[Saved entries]
>>>>>

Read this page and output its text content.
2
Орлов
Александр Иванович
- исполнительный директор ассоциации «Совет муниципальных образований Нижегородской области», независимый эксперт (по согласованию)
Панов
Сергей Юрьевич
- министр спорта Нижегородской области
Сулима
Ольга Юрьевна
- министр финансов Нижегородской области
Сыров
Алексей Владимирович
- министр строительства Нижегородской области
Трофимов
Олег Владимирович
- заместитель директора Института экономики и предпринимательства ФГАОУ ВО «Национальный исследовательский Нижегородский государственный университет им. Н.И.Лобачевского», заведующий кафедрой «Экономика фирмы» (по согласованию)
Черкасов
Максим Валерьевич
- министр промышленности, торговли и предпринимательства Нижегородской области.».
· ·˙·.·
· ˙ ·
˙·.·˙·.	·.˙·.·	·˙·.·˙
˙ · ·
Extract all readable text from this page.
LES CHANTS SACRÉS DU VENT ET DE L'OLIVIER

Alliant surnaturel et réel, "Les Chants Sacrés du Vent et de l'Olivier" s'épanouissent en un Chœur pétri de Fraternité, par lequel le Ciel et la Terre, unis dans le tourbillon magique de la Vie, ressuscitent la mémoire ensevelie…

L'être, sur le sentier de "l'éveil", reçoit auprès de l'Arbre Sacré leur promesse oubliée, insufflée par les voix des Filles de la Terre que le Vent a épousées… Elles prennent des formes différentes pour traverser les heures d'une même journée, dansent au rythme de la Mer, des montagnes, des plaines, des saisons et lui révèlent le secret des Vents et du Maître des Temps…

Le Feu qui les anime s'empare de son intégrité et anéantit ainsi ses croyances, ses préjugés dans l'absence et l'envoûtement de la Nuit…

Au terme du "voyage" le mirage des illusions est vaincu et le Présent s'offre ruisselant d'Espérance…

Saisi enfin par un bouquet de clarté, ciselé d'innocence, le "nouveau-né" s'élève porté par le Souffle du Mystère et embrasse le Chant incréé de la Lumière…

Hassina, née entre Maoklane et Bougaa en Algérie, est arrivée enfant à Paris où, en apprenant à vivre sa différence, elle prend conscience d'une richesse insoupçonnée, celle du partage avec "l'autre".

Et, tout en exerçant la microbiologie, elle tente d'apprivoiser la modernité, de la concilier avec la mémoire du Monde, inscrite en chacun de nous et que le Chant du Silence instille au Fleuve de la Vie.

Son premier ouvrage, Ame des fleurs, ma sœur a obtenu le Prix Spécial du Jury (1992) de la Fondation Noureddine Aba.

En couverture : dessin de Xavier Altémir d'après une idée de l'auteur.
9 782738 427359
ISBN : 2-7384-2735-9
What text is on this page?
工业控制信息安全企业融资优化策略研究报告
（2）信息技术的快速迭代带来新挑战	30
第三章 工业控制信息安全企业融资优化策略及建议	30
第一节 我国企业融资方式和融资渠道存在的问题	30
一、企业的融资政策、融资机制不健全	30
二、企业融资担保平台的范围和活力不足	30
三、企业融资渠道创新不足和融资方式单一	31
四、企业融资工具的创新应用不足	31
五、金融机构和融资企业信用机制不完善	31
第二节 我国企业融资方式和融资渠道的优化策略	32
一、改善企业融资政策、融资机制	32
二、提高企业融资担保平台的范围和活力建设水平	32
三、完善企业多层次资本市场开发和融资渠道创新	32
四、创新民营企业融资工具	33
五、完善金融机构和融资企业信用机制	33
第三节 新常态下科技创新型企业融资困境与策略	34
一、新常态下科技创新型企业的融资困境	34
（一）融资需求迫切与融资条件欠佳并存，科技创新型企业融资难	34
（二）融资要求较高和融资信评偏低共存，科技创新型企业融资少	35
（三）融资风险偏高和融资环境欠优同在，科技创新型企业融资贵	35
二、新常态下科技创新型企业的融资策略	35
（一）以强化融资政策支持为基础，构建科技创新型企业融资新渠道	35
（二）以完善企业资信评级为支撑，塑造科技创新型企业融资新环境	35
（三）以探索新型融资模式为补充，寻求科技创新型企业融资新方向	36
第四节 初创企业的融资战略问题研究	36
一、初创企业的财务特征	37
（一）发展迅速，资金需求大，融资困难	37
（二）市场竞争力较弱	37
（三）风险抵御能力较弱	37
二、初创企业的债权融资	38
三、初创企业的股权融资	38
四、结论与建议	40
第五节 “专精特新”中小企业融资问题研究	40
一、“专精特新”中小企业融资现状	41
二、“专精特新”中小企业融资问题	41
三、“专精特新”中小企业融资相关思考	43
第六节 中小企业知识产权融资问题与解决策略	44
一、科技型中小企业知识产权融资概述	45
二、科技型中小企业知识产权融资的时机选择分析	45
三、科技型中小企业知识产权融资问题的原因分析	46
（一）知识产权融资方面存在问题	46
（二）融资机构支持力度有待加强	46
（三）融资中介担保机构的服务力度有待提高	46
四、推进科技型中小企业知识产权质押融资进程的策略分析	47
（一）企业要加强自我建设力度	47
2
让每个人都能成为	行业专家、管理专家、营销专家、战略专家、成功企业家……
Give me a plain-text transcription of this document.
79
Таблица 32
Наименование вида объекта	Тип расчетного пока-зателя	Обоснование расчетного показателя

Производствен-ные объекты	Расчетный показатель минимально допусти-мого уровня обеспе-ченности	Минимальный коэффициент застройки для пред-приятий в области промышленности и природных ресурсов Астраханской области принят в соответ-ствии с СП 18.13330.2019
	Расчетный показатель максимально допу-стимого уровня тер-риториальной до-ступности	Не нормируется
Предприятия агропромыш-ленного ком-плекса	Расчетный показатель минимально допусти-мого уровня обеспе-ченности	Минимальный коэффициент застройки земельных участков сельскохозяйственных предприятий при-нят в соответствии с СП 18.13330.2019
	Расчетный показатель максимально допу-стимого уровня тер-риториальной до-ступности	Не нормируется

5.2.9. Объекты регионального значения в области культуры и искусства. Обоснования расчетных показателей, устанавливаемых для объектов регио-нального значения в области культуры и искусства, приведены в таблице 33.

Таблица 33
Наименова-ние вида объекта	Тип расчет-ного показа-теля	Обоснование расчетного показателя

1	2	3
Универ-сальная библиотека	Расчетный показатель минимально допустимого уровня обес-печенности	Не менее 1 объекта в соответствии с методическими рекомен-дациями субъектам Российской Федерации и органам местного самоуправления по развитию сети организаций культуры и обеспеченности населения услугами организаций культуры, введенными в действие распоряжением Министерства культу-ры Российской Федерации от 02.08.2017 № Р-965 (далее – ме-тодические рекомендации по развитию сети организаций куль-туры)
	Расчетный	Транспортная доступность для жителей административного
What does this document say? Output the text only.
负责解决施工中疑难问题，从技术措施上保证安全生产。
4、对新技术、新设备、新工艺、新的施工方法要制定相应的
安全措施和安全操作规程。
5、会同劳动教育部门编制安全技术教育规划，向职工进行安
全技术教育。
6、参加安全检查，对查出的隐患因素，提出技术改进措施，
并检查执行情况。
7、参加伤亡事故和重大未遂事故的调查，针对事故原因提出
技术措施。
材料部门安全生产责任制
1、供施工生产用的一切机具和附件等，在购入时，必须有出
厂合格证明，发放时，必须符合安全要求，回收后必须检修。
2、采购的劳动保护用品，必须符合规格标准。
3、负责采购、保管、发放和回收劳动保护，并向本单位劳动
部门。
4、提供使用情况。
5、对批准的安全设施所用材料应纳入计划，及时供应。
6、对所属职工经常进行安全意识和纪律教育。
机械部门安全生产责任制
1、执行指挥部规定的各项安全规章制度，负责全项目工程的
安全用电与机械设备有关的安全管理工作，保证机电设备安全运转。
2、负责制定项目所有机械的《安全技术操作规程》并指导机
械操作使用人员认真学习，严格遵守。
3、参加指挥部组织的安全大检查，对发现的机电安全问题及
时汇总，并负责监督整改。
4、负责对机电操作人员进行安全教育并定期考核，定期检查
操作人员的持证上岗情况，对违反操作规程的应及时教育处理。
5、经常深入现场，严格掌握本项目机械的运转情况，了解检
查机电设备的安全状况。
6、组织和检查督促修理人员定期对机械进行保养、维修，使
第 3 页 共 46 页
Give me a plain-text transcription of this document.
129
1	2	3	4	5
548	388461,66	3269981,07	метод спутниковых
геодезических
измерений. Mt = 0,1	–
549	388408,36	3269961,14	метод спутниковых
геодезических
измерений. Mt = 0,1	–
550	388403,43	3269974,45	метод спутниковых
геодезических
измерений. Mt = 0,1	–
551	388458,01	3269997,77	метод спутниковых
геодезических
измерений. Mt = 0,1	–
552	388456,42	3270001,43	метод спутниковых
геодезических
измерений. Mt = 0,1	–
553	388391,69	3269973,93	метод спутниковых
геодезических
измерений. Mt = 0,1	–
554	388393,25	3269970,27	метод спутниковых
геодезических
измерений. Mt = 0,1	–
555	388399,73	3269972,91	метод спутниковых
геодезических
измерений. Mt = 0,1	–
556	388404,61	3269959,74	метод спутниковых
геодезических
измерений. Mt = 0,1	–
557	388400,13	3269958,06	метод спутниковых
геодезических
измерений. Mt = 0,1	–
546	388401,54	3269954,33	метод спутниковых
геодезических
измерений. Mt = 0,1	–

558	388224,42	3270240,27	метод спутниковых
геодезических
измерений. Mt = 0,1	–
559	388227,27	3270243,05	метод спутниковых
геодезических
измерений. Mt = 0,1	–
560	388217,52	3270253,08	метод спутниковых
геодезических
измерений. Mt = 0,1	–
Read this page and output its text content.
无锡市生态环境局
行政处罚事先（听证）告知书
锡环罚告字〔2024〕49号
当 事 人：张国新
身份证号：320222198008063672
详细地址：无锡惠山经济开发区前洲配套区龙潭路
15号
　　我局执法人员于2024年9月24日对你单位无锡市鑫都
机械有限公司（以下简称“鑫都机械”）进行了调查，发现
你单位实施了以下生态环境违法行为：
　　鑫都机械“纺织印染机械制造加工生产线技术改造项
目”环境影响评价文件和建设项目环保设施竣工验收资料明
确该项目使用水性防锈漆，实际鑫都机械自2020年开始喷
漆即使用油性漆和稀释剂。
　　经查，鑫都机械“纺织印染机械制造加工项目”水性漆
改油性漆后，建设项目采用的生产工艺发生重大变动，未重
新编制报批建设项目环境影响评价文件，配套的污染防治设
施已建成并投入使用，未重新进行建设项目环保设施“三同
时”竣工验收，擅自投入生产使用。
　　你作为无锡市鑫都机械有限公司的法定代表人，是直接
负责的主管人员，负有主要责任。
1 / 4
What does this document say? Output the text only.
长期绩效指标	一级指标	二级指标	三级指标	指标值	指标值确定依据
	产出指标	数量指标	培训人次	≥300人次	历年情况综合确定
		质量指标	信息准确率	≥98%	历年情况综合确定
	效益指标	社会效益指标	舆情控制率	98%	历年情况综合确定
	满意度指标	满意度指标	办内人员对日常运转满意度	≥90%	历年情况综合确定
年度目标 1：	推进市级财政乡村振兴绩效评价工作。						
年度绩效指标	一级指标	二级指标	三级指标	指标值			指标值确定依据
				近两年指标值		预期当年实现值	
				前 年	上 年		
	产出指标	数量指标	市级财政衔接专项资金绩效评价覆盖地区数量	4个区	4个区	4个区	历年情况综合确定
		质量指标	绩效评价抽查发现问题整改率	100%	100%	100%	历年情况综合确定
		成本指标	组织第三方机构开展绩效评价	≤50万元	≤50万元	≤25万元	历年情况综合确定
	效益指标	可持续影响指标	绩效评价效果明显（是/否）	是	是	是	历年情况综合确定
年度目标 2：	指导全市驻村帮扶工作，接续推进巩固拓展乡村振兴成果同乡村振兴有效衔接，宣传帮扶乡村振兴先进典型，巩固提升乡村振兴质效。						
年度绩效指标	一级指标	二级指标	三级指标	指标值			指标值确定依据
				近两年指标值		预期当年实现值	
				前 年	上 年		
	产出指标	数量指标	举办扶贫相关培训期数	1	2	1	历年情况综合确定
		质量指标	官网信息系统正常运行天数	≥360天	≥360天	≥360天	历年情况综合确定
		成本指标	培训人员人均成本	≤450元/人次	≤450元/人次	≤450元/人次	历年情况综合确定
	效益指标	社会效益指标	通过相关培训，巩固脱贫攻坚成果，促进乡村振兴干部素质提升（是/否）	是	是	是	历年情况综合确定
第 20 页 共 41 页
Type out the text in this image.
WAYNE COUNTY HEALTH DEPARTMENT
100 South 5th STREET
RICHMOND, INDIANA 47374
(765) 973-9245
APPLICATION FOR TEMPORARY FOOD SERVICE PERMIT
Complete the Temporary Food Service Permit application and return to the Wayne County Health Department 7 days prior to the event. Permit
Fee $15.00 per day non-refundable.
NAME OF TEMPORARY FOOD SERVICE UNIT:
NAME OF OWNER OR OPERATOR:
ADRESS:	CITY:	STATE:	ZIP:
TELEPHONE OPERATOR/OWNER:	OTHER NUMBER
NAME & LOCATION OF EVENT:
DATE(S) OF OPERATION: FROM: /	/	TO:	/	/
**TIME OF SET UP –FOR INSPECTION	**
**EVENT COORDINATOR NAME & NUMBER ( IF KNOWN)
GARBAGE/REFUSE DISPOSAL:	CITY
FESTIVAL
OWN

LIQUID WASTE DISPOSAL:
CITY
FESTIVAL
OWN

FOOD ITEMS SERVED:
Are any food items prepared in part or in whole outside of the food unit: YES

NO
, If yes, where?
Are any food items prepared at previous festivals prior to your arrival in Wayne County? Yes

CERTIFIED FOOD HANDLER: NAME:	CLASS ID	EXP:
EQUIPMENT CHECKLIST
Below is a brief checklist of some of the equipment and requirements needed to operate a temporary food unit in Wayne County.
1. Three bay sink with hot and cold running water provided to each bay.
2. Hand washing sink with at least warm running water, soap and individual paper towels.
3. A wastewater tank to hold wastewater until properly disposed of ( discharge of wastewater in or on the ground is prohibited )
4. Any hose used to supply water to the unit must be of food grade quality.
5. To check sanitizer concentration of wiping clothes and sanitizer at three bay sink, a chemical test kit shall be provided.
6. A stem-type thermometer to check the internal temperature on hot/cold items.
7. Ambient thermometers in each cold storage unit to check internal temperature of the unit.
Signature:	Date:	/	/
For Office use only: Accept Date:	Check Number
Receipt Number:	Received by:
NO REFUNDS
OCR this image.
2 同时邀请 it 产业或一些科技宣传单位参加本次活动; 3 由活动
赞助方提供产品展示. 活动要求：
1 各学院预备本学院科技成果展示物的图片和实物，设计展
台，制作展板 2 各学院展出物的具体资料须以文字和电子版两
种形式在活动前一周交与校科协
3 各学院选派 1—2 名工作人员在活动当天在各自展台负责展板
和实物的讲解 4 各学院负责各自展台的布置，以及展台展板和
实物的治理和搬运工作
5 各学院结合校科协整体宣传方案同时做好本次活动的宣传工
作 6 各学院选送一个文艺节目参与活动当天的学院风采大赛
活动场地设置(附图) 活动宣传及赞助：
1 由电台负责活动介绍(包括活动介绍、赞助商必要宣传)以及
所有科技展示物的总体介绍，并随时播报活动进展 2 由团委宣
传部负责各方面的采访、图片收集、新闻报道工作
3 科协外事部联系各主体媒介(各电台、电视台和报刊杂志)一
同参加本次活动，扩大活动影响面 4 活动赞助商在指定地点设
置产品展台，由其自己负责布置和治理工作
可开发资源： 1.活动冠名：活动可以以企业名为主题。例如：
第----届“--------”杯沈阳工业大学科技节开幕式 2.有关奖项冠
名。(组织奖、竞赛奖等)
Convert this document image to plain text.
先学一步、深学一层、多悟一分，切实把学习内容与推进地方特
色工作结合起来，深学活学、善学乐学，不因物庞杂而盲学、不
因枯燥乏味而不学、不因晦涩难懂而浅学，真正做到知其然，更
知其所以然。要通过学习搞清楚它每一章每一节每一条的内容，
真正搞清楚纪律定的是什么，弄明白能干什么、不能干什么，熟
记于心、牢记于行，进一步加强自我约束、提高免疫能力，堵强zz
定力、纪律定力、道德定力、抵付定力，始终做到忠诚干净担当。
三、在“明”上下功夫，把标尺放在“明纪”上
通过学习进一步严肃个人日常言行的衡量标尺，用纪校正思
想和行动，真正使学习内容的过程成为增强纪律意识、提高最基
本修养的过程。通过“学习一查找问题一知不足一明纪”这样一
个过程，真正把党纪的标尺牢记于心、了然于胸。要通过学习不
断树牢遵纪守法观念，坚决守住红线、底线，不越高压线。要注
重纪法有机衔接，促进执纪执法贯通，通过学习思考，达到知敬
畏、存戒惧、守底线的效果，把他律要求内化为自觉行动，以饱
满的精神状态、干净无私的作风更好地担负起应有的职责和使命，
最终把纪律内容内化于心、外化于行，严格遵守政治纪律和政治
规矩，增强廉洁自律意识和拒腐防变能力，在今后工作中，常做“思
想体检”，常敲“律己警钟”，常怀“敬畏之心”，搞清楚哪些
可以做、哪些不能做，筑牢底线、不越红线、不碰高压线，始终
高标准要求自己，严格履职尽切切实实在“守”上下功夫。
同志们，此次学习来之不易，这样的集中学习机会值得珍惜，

<<<<<

__WHAT YOU ARE ASKED TO DO__
Go over the entries above and say how many lines hold the string "质量指标", with no other text.

__RESULT FOR THIS TASK__
3